What is asked:
Below are the entries; count the lines in them that contain the word "ylabel" and give only the number.

Dataset records:

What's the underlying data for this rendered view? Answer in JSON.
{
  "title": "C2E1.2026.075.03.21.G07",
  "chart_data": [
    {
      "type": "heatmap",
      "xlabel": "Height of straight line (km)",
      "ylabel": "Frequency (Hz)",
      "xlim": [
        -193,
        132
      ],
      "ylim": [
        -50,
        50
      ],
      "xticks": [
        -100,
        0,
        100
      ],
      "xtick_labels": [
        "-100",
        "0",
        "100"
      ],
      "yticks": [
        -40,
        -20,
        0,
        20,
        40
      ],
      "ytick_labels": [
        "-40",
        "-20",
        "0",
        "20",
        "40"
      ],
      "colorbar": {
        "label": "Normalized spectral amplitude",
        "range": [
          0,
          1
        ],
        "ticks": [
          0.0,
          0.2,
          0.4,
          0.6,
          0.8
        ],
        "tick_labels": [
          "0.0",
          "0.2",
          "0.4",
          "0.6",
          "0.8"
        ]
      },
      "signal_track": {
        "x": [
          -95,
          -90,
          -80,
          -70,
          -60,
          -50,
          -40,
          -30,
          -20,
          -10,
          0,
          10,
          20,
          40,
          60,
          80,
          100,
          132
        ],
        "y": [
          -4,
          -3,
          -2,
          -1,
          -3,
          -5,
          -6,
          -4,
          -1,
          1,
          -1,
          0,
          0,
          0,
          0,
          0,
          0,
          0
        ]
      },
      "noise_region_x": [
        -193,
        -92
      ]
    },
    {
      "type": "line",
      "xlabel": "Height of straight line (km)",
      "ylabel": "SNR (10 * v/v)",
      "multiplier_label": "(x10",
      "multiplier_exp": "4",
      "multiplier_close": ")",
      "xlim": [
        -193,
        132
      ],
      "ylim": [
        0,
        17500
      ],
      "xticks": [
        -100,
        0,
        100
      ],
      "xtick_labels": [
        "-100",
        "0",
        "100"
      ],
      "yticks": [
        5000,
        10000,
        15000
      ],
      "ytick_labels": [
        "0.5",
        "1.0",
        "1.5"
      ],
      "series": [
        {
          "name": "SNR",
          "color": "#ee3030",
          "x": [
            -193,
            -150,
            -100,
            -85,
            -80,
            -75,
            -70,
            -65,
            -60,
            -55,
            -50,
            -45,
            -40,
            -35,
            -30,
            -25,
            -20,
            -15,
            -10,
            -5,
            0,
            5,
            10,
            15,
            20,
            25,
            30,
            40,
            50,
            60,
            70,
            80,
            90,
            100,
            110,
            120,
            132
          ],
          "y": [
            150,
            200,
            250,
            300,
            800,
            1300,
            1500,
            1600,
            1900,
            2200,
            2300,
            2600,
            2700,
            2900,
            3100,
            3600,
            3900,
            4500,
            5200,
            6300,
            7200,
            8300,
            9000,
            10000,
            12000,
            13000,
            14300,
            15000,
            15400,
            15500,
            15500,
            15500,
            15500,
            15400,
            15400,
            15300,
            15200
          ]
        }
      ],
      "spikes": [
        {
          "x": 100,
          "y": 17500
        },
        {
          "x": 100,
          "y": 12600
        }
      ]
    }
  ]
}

Solution below:
2